-- START Supplied data --

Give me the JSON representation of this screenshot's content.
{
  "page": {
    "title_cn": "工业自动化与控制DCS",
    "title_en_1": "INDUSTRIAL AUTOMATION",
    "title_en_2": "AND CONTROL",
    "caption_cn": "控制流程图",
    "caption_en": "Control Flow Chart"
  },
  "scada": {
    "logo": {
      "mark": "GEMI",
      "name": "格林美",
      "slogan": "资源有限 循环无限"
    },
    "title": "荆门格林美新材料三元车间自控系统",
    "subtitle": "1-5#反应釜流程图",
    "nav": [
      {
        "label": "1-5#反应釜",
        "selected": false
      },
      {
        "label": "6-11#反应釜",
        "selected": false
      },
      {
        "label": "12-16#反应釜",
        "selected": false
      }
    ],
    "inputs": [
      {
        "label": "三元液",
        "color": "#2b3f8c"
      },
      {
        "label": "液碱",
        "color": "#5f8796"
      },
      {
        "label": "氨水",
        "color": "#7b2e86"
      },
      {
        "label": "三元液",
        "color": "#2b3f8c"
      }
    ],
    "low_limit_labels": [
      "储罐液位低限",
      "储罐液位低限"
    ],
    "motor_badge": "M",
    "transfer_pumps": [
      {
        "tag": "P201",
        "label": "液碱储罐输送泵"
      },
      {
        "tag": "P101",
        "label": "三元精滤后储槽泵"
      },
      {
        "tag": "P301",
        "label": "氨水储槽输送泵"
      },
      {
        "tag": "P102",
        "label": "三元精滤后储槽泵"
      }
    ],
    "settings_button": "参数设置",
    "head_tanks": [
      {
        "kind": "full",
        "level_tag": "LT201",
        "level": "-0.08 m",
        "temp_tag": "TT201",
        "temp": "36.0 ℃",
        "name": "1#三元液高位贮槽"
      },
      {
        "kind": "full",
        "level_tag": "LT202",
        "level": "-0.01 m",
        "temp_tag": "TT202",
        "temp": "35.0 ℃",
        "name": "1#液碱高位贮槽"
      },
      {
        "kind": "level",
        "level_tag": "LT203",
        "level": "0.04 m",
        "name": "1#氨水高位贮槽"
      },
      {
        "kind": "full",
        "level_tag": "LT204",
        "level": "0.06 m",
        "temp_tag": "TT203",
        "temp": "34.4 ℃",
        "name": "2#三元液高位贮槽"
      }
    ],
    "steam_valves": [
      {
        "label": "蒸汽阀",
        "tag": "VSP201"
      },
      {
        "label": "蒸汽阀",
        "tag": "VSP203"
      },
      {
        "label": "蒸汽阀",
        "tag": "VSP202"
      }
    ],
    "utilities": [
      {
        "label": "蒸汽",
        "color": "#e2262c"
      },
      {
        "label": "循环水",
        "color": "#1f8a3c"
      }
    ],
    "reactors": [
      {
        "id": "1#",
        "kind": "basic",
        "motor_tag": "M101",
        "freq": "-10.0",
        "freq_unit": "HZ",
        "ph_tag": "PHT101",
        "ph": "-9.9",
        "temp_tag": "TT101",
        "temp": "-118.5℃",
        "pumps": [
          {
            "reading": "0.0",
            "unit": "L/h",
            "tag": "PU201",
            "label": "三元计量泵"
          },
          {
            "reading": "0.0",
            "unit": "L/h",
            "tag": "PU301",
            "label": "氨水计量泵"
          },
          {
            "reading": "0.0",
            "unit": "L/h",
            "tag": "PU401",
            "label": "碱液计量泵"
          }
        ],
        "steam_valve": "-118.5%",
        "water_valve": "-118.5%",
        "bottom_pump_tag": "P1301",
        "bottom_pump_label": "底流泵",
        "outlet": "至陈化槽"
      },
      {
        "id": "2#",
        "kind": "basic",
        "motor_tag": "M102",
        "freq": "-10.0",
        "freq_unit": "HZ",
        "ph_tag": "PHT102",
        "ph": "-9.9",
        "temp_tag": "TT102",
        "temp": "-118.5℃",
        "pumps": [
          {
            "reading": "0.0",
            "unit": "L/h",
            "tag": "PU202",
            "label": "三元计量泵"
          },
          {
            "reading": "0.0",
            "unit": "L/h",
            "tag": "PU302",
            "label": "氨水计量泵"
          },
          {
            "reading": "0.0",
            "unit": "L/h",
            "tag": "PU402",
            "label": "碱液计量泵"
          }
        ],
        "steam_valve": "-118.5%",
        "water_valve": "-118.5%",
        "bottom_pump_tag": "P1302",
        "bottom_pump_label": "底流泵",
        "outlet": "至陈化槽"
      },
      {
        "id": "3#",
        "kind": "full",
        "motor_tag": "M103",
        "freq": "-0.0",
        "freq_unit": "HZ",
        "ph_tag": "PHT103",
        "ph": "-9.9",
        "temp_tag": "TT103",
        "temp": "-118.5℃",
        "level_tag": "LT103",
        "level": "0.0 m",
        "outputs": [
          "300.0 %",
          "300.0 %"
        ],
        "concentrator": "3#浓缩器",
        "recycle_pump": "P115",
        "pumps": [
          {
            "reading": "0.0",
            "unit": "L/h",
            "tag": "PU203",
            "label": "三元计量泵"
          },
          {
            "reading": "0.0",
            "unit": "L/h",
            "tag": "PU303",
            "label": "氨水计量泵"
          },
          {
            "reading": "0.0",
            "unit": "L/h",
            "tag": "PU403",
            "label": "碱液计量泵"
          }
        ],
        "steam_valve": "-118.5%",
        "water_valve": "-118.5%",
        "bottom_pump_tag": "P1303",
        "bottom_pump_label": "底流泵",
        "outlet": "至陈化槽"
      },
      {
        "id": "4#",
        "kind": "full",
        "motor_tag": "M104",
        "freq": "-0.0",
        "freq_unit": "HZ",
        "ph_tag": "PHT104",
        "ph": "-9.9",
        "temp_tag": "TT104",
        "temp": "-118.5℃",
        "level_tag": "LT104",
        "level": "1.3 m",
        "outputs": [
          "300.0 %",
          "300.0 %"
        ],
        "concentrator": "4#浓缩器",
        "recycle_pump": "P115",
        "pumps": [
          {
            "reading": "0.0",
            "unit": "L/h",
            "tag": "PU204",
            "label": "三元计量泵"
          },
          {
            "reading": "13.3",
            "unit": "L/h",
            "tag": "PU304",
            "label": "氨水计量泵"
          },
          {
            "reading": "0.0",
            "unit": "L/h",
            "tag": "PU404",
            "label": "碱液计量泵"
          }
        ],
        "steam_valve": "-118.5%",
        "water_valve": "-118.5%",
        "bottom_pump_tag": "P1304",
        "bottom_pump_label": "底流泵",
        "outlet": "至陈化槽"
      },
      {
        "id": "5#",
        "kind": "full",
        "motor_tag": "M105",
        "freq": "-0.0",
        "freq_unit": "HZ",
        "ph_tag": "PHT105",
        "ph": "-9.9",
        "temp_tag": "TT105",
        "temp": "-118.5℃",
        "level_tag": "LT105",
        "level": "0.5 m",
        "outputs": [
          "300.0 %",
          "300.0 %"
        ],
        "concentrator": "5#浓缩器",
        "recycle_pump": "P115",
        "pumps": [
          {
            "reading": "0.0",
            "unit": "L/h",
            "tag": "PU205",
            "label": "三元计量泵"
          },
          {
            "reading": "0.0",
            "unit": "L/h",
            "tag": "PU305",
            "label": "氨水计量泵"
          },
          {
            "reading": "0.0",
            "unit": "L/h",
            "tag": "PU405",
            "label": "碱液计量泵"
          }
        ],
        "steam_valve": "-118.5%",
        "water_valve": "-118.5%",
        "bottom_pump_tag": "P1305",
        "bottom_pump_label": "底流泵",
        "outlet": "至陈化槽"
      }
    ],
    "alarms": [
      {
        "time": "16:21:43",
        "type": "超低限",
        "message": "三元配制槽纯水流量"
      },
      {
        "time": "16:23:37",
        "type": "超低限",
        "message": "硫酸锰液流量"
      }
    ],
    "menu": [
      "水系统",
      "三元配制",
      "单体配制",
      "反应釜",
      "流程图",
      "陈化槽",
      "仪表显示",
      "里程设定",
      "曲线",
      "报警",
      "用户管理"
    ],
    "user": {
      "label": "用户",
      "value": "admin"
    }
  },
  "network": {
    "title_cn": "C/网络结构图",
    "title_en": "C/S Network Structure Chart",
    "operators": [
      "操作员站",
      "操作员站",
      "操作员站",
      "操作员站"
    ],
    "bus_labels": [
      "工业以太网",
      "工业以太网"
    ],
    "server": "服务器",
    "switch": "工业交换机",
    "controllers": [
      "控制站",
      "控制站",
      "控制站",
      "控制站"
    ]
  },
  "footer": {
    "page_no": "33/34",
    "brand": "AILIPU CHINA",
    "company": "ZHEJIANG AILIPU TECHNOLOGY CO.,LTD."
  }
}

-- END Supplied data --

Requirements:
How many lines in these entries contain the string "color"? State the number and nothing more.

Answer to the exercise:
6